→ Work instructions
Show all lines containing "BIOD" from the data below.

○ ○ ○ ○ ○ ○ ○

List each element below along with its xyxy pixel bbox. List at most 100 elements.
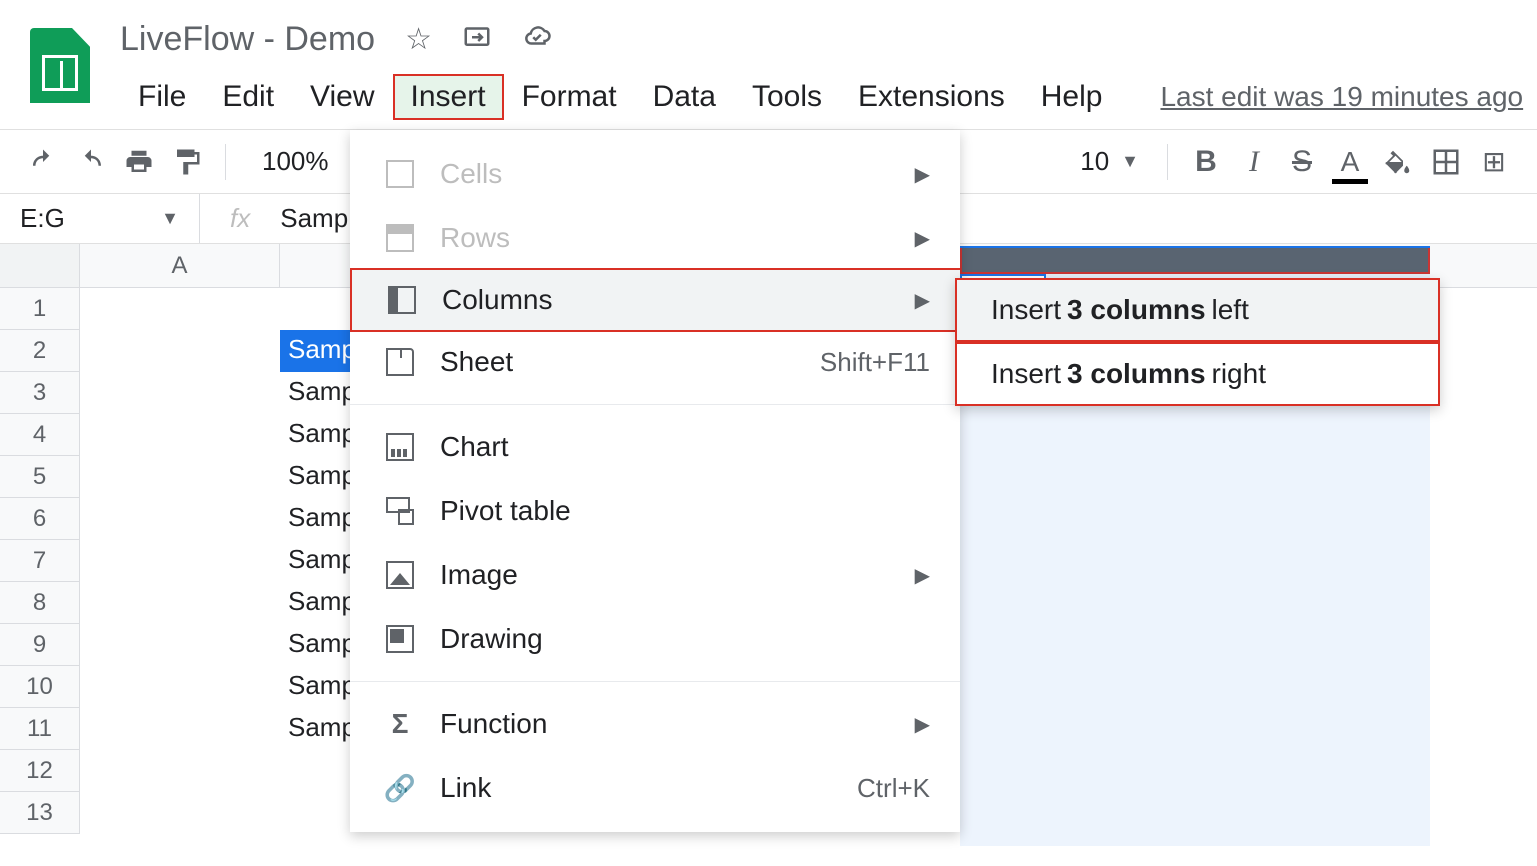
selected-column-headers[interactable] — [960, 246, 1430, 274]
menu-extensions[interactable]: Extensions — [840, 74, 1023, 120]
columns-submenu: Insert 3 columns left Insert 3 columns r… — [955, 278, 1440, 406]
insert-function[interactable]: Σ Function ▶ — [350, 692, 960, 756]
print-icon[interactable] — [121, 144, 157, 180]
insert-pivot-label: Pivot table — [440, 495, 571, 527]
chevron-down-icon: ▼ — [161, 208, 179, 229]
insert-chart-label: Chart — [440, 431, 508, 463]
row-header[interactable]: 5 — [0, 456, 80, 498]
zoom-value: 100% — [254, 146, 337, 177]
row-header[interactable]: 11 — [0, 708, 80, 750]
row-header[interactable]: 9 — [0, 624, 80, 666]
shortcut-text: Ctrl+K — [857, 773, 930, 804]
image-icon — [386, 561, 414, 589]
chevron-right-icon: ▶ — [915, 162, 930, 187]
insert-pivot[interactable]: Pivot table — [350, 479, 960, 543]
move-icon[interactable] — [462, 21, 492, 59]
insert-sheet[interactable]: Sheet Shift+F11 — [350, 330, 960, 394]
select-all-corner[interactable] — [0, 244, 80, 287]
insert-cells[interactable]: Cells ▶ — [350, 142, 960, 206]
submenu-text: Insert — [991, 358, 1061, 390]
menu-data[interactable]: Data — [635, 74, 734, 120]
cells-icon — [386, 160, 414, 188]
insert-dropdown: Cells ▶ Rows ▶ Columns ▶ Sheet Shift+F11… — [350, 130, 960, 832]
chevron-right-icon: ▶ — [915, 712, 930, 737]
menu-insert[interactable]: Insert — [393, 74, 504, 120]
fx-icon: fx — [200, 203, 280, 234]
menu-view[interactable]: View — [292, 74, 392, 120]
chevron-right-icon: ▶ — [915, 288, 930, 313]
submenu-text: left — [1212, 294, 1249, 326]
function-icon: Σ — [392, 708, 409, 740]
submenu-bold: 3 columns — [1067, 358, 1205, 390]
row-header[interactable]: 13 — [0, 792, 80, 834]
row-header[interactable]: 4 — [0, 414, 80, 456]
insert-link-label: Link — [440, 772, 491, 804]
formula-value[interactable]: Samp — [280, 203, 348, 234]
columns-icon — [388, 286, 416, 314]
name-box[interactable]: E:G ▼ — [0, 194, 200, 243]
text-color-icon[interactable]: A — [1332, 144, 1368, 180]
sheets-icon — [30, 28, 90, 103]
borders-icon[interactable] — [1428, 144, 1464, 180]
chevron-right-icon: ▶ — [915, 226, 930, 251]
star-icon[interactable]: ☆ — [405, 22, 432, 57]
submenu-text: Insert — [991, 294, 1061, 326]
row-header[interactable]: 3 — [0, 372, 80, 414]
submenu-text: right — [1212, 358, 1266, 390]
row-header[interactable]: 12 — [0, 750, 80, 792]
fill-color-icon[interactable] — [1380, 144, 1416, 180]
row-headers: 1 2 3 4 5 6 7 8 9 10 11 12 13 — [0, 288, 80, 834]
insert-columns[interactable]: Columns ▶ — [350, 268, 960, 332]
insert-sheet-label: Sheet — [440, 346, 513, 378]
redo-icon[interactable] — [73, 144, 109, 180]
chevron-down-icon: ▼ — [1121, 151, 1139, 172]
insert-link[interactable]: 🔗 Link Ctrl+K — [350, 756, 960, 820]
font-size-value: 10 — [1072, 146, 1117, 177]
insert-drawing[interactable]: Drawing — [350, 607, 960, 671]
toolbar-separator — [1167, 144, 1168, 180]
insert-columns-left[interactable]: Insert 3 columns left — [955, 278, 1440, 342]
italic-icon[interactable]: I — [1236, 144, 1272, 180]
menu-file[interactable]: File — [120, 74, 204, 120]
undo-icon[interactable] — [25, 144, 61, 180]
drawing-icon — [386, 625, 414, 653]
toolbar-separator — [225, 144, 226, 180]
zoom-dropdown[interactable]: 100% — [246, 146, 345, 177]
insert-cells-label: Cells — [440, 158, 502, 190]
insert-drawing-label: Drawing — [440, 623, 543, 655]
strikethrough-icon[interactable]: S — [1284, 144, 1320, 180]
menu-format[interactable]: Format — [504, 74, 635, 120]
paint-format-icon[interactable] — [169, 144, 205, 180]
row-header[interactable]: 10 — [0, 666, 80, 708]
row-header[interactable]: 1 — [0, 288, 80, 330]
row-header[interactable]: 2 — [0, 330, 80, 372]
document-title[interactable]: LiveFlow - Demo — [120, 20, 375, 59]
insert-rows-label: Rows — [440, 222, 510, 254]
name-box-value: E:G — [20, 203, 65, 234]
merge-cells-icon[interactable]: ⊞ — [1476, 144, 1512, 180]
link-icon: 🔗 — [384, 773, 416, 804]
chevron-right-icon: ▶ — [915, 563, 930, 588]
menu-tools[interactable]: Tools — [734, 74, 840, 120]
insert-rows[interactable]: Rows ▶ — [350, 206, 960, 270]
shortcut-text: Shift+F11 — [820, 347, 930, 378]
insert-chart[interactable]: Chart — [350, 415, 960, 479]
font-size-dropdown[interactable]: 10 ▼ — [1064, 146, 1147, 177]
insert-function-label: Function — [440, 708, 547, 740]
menu-separator — [350, 681, 960, 682]
last-edit-link[interactable]: Last edit was 19 minutes ago — [1160, 81, 1523, 113]
row-header[interactable]: 8 — [0, 582, 80, 624]
row-header[interactable]: 6 — [0, 498, 80, 540]
pivot-icon — [386, 497, 414, 525]
row-header[interactable]: 7 — [0, 540, 80, 582]
bold-icon[interactable]: B — [1188, 144, 1224, 180]
rows-icon — [386, 224, 414, 252]
insert-image[interactable]: Image ▶ — [350, 543, 960, 607]
insert-columns-right[interactable]: Insert 3 columns right — [955, 342, 1440, 406]
menu-separator — [350, 404, 960, 405]
column-header-A[interactable]: A — [80, 244, 280, 287]
menu-edit[interactable]: Edit — [204, 74, 292, 120]
cloud-icon[interactable] — [522, 21, 552, 59]
chart-icon — [386, 433, 414, 461]
menu-help[interactable]: Help — [1023, 74, 1121, 120]
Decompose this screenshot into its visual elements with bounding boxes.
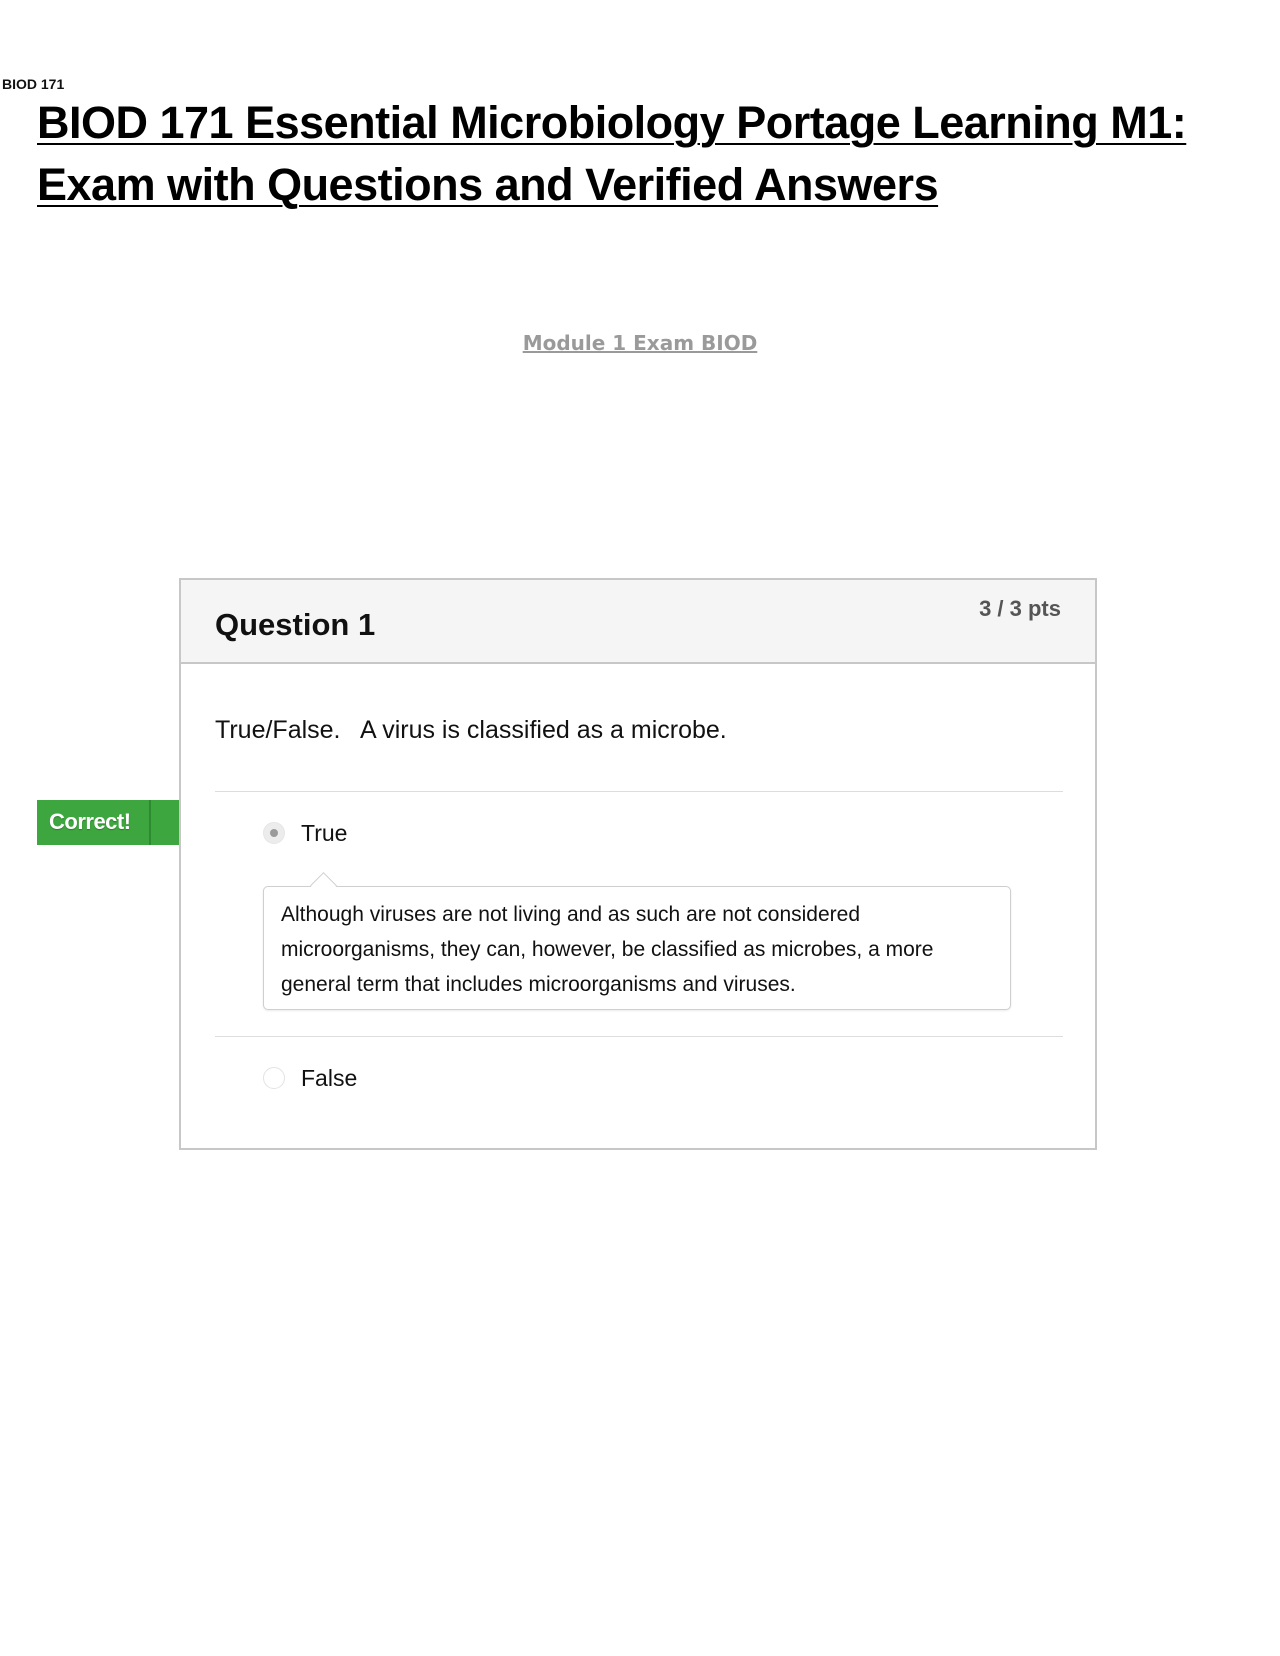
answer-label-false: False bbox=[301, 1065, 358, 1091]
question-title: Question 1 bbox=[215, 607, 376, 642]
answer-option-true[interactable]: True bbox=[263, 816, 863, 856]
question-header: Question 1 3 / 3 pts bbox=[181, 580, 1095, 664]
answer-label-true: True bbox=[301, 820, 348, 846]
question-text: True/False. A virus is classified as a m… bbox=[215, 716, 727, 744]
answer-divider bbox=[215, 1036, 1063, 1037]
feedback-box: Although viruses are not living and as s… bbox=[263, 872, 1011, 1010]
document-title: BIOD 171 Essential Microbiology Portage … bbox=[37, 97, 1187, 210]
course-tag: BIOD 171 bbox=[2, 76, 65, 92]
question-card: Question 1 3 / 3 pts True/False. A virus… bbox=[179, 578, 1097, 1150]
radio-unselected-icon[interactable] bbox=[263, 1067, 285, 1089]
question-points: 3 / 3 pts bbox=[979, 596, 1061, 621]
answer-divider bbox=[215, 791, 1063, 792]
correct-badge-label: Correct! bbox=[49, 809, 131, 834]
answer-option-false[interactable]: False bbox=[263, 1061, 863, 1101]
feedback-text: Although viruses are not living and as s… bbox=[281, 903, 934, 996]
feedback-pointer bbox=[310, 872, 337, 899]
radio-selected-icon[interactable] bbox=[263, 822, 285, 844]
module-link[interactable]: Module 1 Exam BIOD bbox=[0, 331, 1280, 355]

○ ○ ○ ○ ○ ○ ○

→ Answer area
document-title: BIOD 171 Essential Microbiology Portage … bbox=[37, 97, 1187, 210]
course-tag: BIOD 171 bbox=[2, 76, 65, 92]
module-link[interactable]: Module 1 Exam BIOD bbox=[0, 331, 1280, 355]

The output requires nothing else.